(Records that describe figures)

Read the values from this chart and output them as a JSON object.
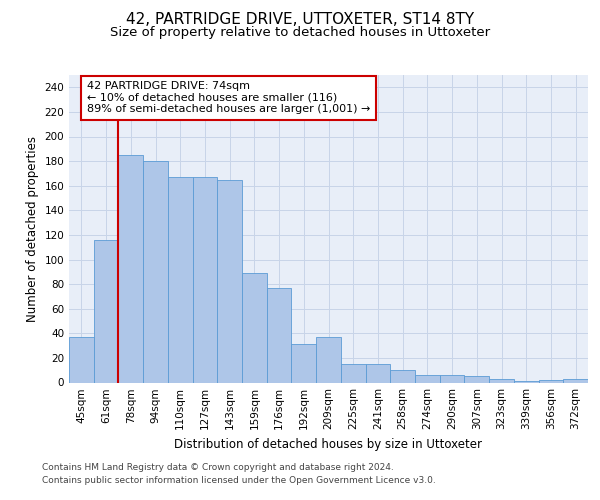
{
  "title1": "42, PARTRIDGE DRIVE, UTTOXETER, ST14 8TY",
  "title2": "Size of property relative to detached houses in Uttoxeter",
  "xlabel": "Distribution of detached houses by size in Uttoxeter",
  "ylabel": "Number of detached properties",
  "categories": [
    "45sqm",
    "61sqm",
    "78sqm",
    "94sqm",
    "110sqm",
    "127sqm",
    "143sqm",
    "159sqm",
    "176sqm",
    "192sqm",
    "209sqm",
    "225sqm",
    "241sqm",
    "258sqm",
    "274sqm",
    "290sqm",
    "307sqm",
    "323sqm",
    "339sqm",
    "356sqm",
    "372sqm"
  ],
  "bar_values": [
    37,
    116,
    185,
    180,
    167,
    167,
    165,
    89,
    77,
    31,
    37,
    15,
    15,
    10,
    6,
    6,
    5,
    3,
    1,
    2,
    3
  ],
  "bar_color": "#aec6e8",
  "bar_edge_color": "#5b9bd5",
  "vline_x": 1.5,
  "vline_color": "#cc0000",
  "annotation_text": "42 PARTRIDGE DRIVE: 74sqm\n← 10% of detached houses are smaller (116)\n89% of semi-detached houses are larger (1,001) →",
  "annotation_box_color": "white",
  "annotation_box_edge": "#cc0000",
  "ylim": [
    0,
    250
  ],
  "yticks": [
    0,
    20,
    40,
    60,
    80,
    100,
    120,
    140,
    160,
    180,
    200,
    220,
    240
  ],
  "grid_color": "#c8d4e8",
  "background_color": "#e8eef8",
  "footer_line1": "Contains HM Land Registry data © Crown copyright and database right 2024.",
  "footer_line2": "Contains public sector information licensed under the Open Government Licence v3.0.",
  "title1_fontsize": 11,
  "title2_fontsize": 9.5,
  "xlabel_fontsize": 8.5,
  "ylabel_fontsize": 8.5,
  "tick_fontsize": 7.5,
  "annotation_fontsize": 8,
  "footer_fontsize": 6.5
}
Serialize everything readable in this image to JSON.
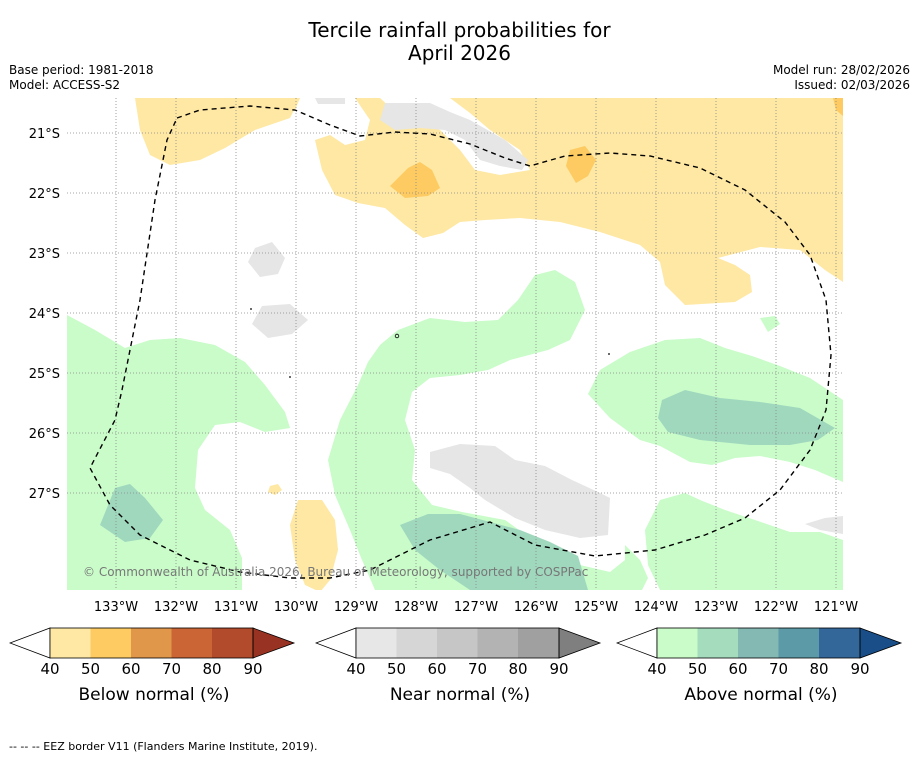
{
  "title": {
    "line1": "Tercile rainfall probabilities for",
    "line2": "April 2026"
  },
  "meta": {
    "base_period": "Base period: 1981-2018",
    "model": "Model: ACCESS-S2",
    "model_run": "Model run: 28/02/2026",
    "issued": "Issued: 02/03/2026"
  },
  "map": {
    "lat_labels": [
      "21°S",
      "22°S",
      "23°S",
      "24°S",
      "25°S",
      "26°S",
      "27°S"
    ],
    "lon_labels": [
      "133°W",
      "132°W",
      "131°W",
      "130°W",
      "129°W",
      "128°W",
      "127°W",
      "126°W",
      "125°W",
      "124°W",
      "123°W",
      "122°W",
      "121°W"
    ],
    "copyright": "© Commonwealth of Australia 2026, Bureau of Meteorology, supported by COSPPac",
    "colors": {
      "below_40": "#fee8a4",
      "below_50": "#fdcb62",
      "near_40": "#e6e6e6",
      "above_40": "#c9fcc9",
      "above_50": "#a0d8be",
      "above_60": "#84b8b3",
      "eez_border": "#000000"
    }
  },
  "colorbars": {
    "ticks": [
      "40",
      "50",
      "60",
      "70",
      "80",
      "90"
    ],
    "below": {
      "label": "Below normal (%)",
      "colors": [
        "#fee8a4",
        "#fdcb62",
        "#e0974a",
        "#cc6535",
        "#b24b2c",
        "#983222"
      ]
    },
    "near": {
      "label": "Near normal (%)",
      "colors": [
        "#e7e7e7",
        "#d6d6d6",
        "#c6c6c6",
        "#b3b3b3",
        "#a0a0a0",
        "#7f7f7f"
      ]
    },
    "above": {
      "label": "Above normal (%)",
      "colors": [
        "#c9fcc9",
        "#a5dcbd",
        "#84b8b3",
        "#5b9aa6",
        "#336699",
        "#1a4e89"
      ]
    }
  },
  "footer": {
    "legend": "-- -- -- EEZ border V11 (Flanders Marine Institute, 2019)."
  }
}
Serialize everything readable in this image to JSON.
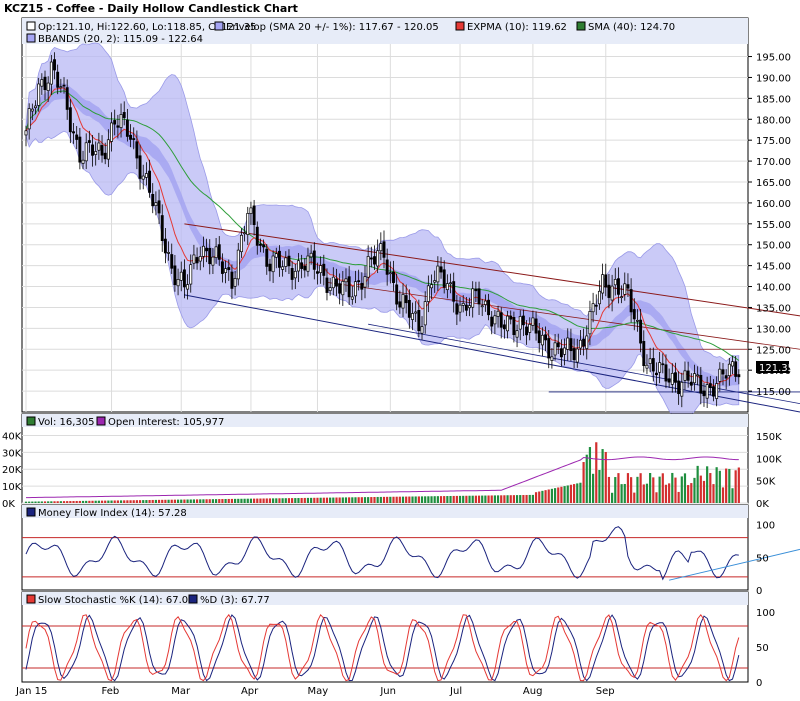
{
  "chart_data": {
    "type": "candlestick",
    "title": "KCZ15 - Coffee - Daily Hollow Candlestick Chart",
    "x_labels": [
      "Jan 15",
      "Feb",
      "Mar",
      "Apr",
      "May",
      "Jun",
      "Jul",
      "Aug",
      "Sep"
    ],
    "legend": {
      "ohlc": "Op:121.10, Hi:122.60, Lo:118.85, Cl:121.35",
      "envelope": "Envelop (SMA 20 +/- 1%): 117.67 - 120.05",
      "expma": "EXPMA (10): 119.62",
      "sma": "SMA (40): 124.70",
      "bbands": "BBANDS (20, 2): 115.09 - 122.64"
    },
    "last_price_label": "121.35",
    "price_axis": {
      "ylim": [
        110,
        198
      ],
      "ticks": [
        "195.00",
        "190.00",
        "185.00",
        "180.00",
        "175.00",
        "170.00",
        "165.00",
        "160.00",
        "155.00",
        "150.00",
        "145.00",
        "140.00",
        "135.00",
        "130.00",
        "125.00",
        "120.00",
        "115.00"
      ]
    },
    "price_anchors": [
      [
        0,
        176
      ],
      [
        4,
        188
      ],
      [
        8,
        192
      ],
      [
        12,
        185
      ],
      [
        17,
        172
      ],
      [
        24,
        172
      ],
      [
        28,
        180
      ],
      [
        33,
        176
      ],
      [
        38,
        165
      ],
      [
        42,
        155
      ],
      [
        46,
        145
      ],
      [
        50,
        139
      ],
      [
        55,
        150
      ],
      [
        60,
        146
      ],
      [
        65,
        142
      ],
      [
        70,
        157
      ],
      [
        76,
        147
      ],
      [
        82,
        144
      ],
      [
        88,
        146
      ],
      [
        95,
        142
      ],
      [
        102,
        138
      ],
      [
        108,
        145
      ],
      [
        113,
        148
      ],
      [
        118,
        136
      ],
      [
        124,
        131
      ],
      [
        128,
        142
      ],
      [
        133,
        141
      ],
      [
        138,
        134
      ],
      [
        143,
        138
      ],
      [
        150,
        130
      ],
      [
        156,
        132
      ],
      [
        160,
        129
      ],
      [
        165,
        126
      ],
      [
        170,
        124
      ],
      [
        174,
        125
      ],
      [
        178,
        132
      ],
      [
        182,
        140
      ],
      [
        186,
        141
      ],
      [
        190,
        137
      ],
      [
        193,
        130
      ],
      [
        196,
        122
      ],
      [
        200,
        119
      ],
      [
        205,
        118
      ],
      [
        210,
        117
      ],
      [
        215,
        116
      ],
      [
        219,
        117
      ],
      [
        222,
        120
      ],
      [
        225,
        121.35
      ]
    ],
    "channel_lines": [
      {
        "color": "#8b1a1a",
        "from": [
          0,
          155
        ],
        "to": [
          1,
          133
        ]
      },
      {
        "color": "#1a237e",
        "from": [
          0,
          138
        ],
        "to": [
          1,
          110
        ]
      }
    ],
    "volume_panel": {
      "label": "Vol: 16,305",
      "oi_label": "Open Interest: 105,977",
      "left_ticks": [
        "40K",
        "30K",
        "20K",
        "10K",
        "0K"
      ],
      "right_ticks": [
        "150K",
        "100K",
        "50K",
        "0K"
      ]
    },
    "mfi_panel": {
      "label": "Money Flow Index (14): 57.28",
      "ticks": [
        "100",
        "50",
        "0"
      ]
    },
    "stoch_panel": {
      "label": "Slow Stochastic %K (14): 67.05",
      "d_label": "%D (3): 67.77",
      "ticks": [
        "100",
        "50",
        "0"
      ]
    }
  }
}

- [WHAT TO PRODUCE] Omit every image. Quote each record exactly.

- [RESPONSE]
Read the values from this chart and output them as a JSON object.
{
  "title1": "42, PARTRIDGE DRIVE, UTTOXETER, ST14 8TY",
  "title2": "Size of property relative to detached houses in Uttoxeter",
  "xlabel": "Distribution of detached houses by size in Uttoxeter",
  "ylabel": "Number of detached properties",
  "categories": [
    "45sqm",
    "61sqm",
    "78sqm",
    "94sqm",
    "110sqm",
    "127sqm",
    "143sqm",
    "159sqm",
    "176sqm",
    "192sqm",
    "209sqm",
    "225sqm",
    "241sqm",
    "258sqm",
    "274sqm",
    "290sqm",
    "307sqm",
    "323sqm",
    "339sqm",
    "356sqm",
    "372sqm"
  ],
  "bar_values": [
    37,
    116,
    185,
    180,
    167,
    167,
    165,
    89,
    77,
    31,
    37,
    15,
    15,
    10,
    6,
    6,
    5,
    3,
    1,
    2,
    3
  ],
  "bar_color": "#aec6e8",
  "bar_edge_color": "#5b9bd5",
  "vline_x": 1.5,
  "vline_color": "#cc0000",
  "annotation_text": "42 PARTRIDGE DRIVE: 74sqm\n← 10% of detached houses are smaller (116)\n89% of semi-detached houses are larger (1,001) →",
  "annotation_box_color": "white",
  "annotation_box_edge": "#cc0000",
  "ylim": [
    0,
    250
  ],
  "yticks": [
    0,
    20,
    40,
    60,
    80,
    100,
    120,
    140,
    160,
    180,
    200,
    220,
    240
  ],
  "grid_color": "#c8d4e8",
  "background_color": "#e8eef8",
  "footer_line1": "Contains HM Land Registry data © Crown copyright and database right 2024.",
  "footer_line2": "Contains public sector information licensed under the Open Government Licence v3.0.",
  "title1_fontsize": 11,
  "title2_fontsize": 9.5,
  "xlabel_fontsize": 8.5,
  "ylabel_fontsize": 8.5,
  "tick_fontsize": 7.5,
  "annotation_fontsize": 8,
  "footer_fontsize": 6.5
}
Serialize everything readable in this image to JSON.
{
  "title": {
    "line1": "Tercile rainfall probabilities for",
    "line2": "April 2026"
  },
  "meta": {
    "base_period": "Base period: 1981-2018",
    "model": "Model: ACCESS-S2",
    "model_run": "Model run: 28/02/2026",
    "issued": "Issued: 02/03/2026"
  },
  "map": {
    "lat_labels": [
      "21°S",
      "22°S",
      "23°S",
      "24°S",
      "25°S",
      "26°S",
      "27°S"
    ],
    "lon_labels": [
      "133°W",
      "132°W",
      "131°W",
      "130°W",
      "129°W",
      "128°W",
      "127°W",
      "126°W",
      "125°W",
      "124°W",
      "123°W",
      "122°W",
      "121°W"
    ],
    "copyright": "© Commonwealth of Australia 2026, Bureau of Meteorology, supported by COSPPac",
    "colors": {
      "below_40": "#fee8a4",
      "below_50": "#fdcb62",
      "near_40": "#e6e6e6",
      "above_40": "#c9fcc9",
      "above_50": "#a0d8be",
      "above_60": "#84b8b3",
      "eez_border": "#000000"
    }
  },
  "colorbars": {
    "ticks": [
      "40",
      "50",
      "60",
      "70",
      "80",
      "90"
    ],
    "below": {
      "label": "Below normal (%)",
      "colors": [
        "#fee8a4",
        "#fdcb62",
        "#e0974a",
        "#cc6535",
        "#b24b2c",
        "#983222"
      ]
    },
    "near": {
      "label": "Near normal (%)",
      "colors": [
        "#e7e7e7",
        "#d6d6d6",
        "#c6c6c6",
        "#b3b3b3",
        "#a0a0a0",
        "#7f7f7f"
      ]
    },
    "above": {
      "label": "Above normal (%)",
      "colors": [
        "#c9fcc9",
        "#a5dcbd",
        "#84b8b3",
        "#5b9aa6",
        "#336699",
        "#1a4e89"
      ]
    }
  },
  "footer": {
    "legend": "-- -- -- EEZ border V11 (Flanders Marine Institute, 2019)."
  }
}
Serialize everything readable in this image to JSON.
{
  "chart_data": {
    "type": "candlestick",
    "title": "KCZ15 - Coffee - Daily Hollow Candlestick Chart",
    "x_labels": [
      "Jan 15",
      "Feb",
      "Mar",
      "Apr",
      "May",
      "Jun",
      "Jul",
      "Aug",
      "Sep"
    ],
    "legend": {
      "ohlc": "Op:121.10, Hi:122.60, Lo:118.85, Cl:121.35",
      "envelope": "Envelop (SMA 20 +/- 1%): 117.67 - 120.05",
      "expma": "EXPMA (10): 119.62",
      "sma": "SMA (40): 124.70",
      "bbands": "BBANDS (20, 2): 115.09 - 122.64"
    },
    "last_price_label": "121.35",
    "price_axis": {
      "ylim": [
        110,
        198
      ],
      "ticks": [
        "195.00",
        "190.00",
        "185.00",
        "180.00",
        "175.00",
        "170.00",
        "165.00",
        "160.00",
        "155.00",
        "150.00",
        "145.00",
        "140.00",
        "135.00",
        "130.00",
        "125.00",
        "120.00",
        "115.00"
      ]
    },
    "price_anchors": [
      [
        0,
        176
      ],
      [
        4,
        188
      ],
      [
        8,
        192
      ],
      [
        12,
        185
      ],
      [
        17,
        172
      ],
      [
        24,
        172
      ],
      [
        28,
        180
      ],
      [
        33,
        176
      ],
      [
        38,
        165
      ],
      [
        42,
        155
      ],
      [
        46,
        145
      ],
      [
        50,
        139
      ],
      [
        55,
        150
      ],
      [
        60,
        146
      ],
      [
        65,
        142
      ],
      [
        70,
        157
      ],
      [
        76,
        147
      ],
      [
        82,
        144
      ],
      [
        88,
        146
      ],
      [
        95,
        142
      ],
      [
        102,
        138
      ],
      [
        108,
        145
      ],
      [
        113,
        148
      ],
      [
        118,
        136
      ],
      [
        124,
        131
      ],
      [
        128,
        142
      ],
      [
        133,
        141
      ],
      [
        138,
        134
      ],
      [
        143,
        138
      ],
      [
        150,
        130
      ],
      [
        156,
        132
      ],
      [
        160,
        129
      ],
      [
        165,
        126
      ],
      [
        170,
        124
      ],
      [
        174,
        125
      ],
      [
        178,
        132
      ],
      [
        182,
        140
      ],
      [
        186,
        141
      ],
      [
        190,
        137
      ],
      [
        193,
        130
      ],
      [
        196,
        122
      ],
      [
        200,
        119
      ],
      [
        205,
        118
      ],
      [
        210,
        117
      ],
      [
        215,
        116
      ],
      [
        219,
        117
      ],
      [
        222,
        120
      ],
      [
        225,
        121.35
      ]
    ],
    "channel_lines": [
      {
        "color": "#8b1a1a",
        "from": [
          0,
          155
        ],
        "to": [
          1,
          133
        ]
      },
      {
        "color": "#1a237e",
        "from": [
          0,
          138
        ],
        "to": [
          1,
          110
        ]
      }
    ],
    "volume_panel": {
      "label": "Vol: 16,305",
      "oi_label": "Open Interest: 105,977",
      "left_ticks": [
        "40K",
        "30K",
        "20K",
        "10K",
        "0K"
      ],
      "right_ticks": [
        "150K",
        "100K",
        "50K",
        "0K"
      ]
    },
    "mfi_panel": {
      "label": "Money Flow Index (14): 57.28",
      "ticks": [
        "100",
        "50",
        "0"
      ]
    },
    "stoch_panel": {
      "label": "Slow Stochastic %K (14): 67.05",
      "d_label": "%D (3): 67.77",
      "ticks": [
        "100",
        "50",
        "0"
      ]
    }
  }
}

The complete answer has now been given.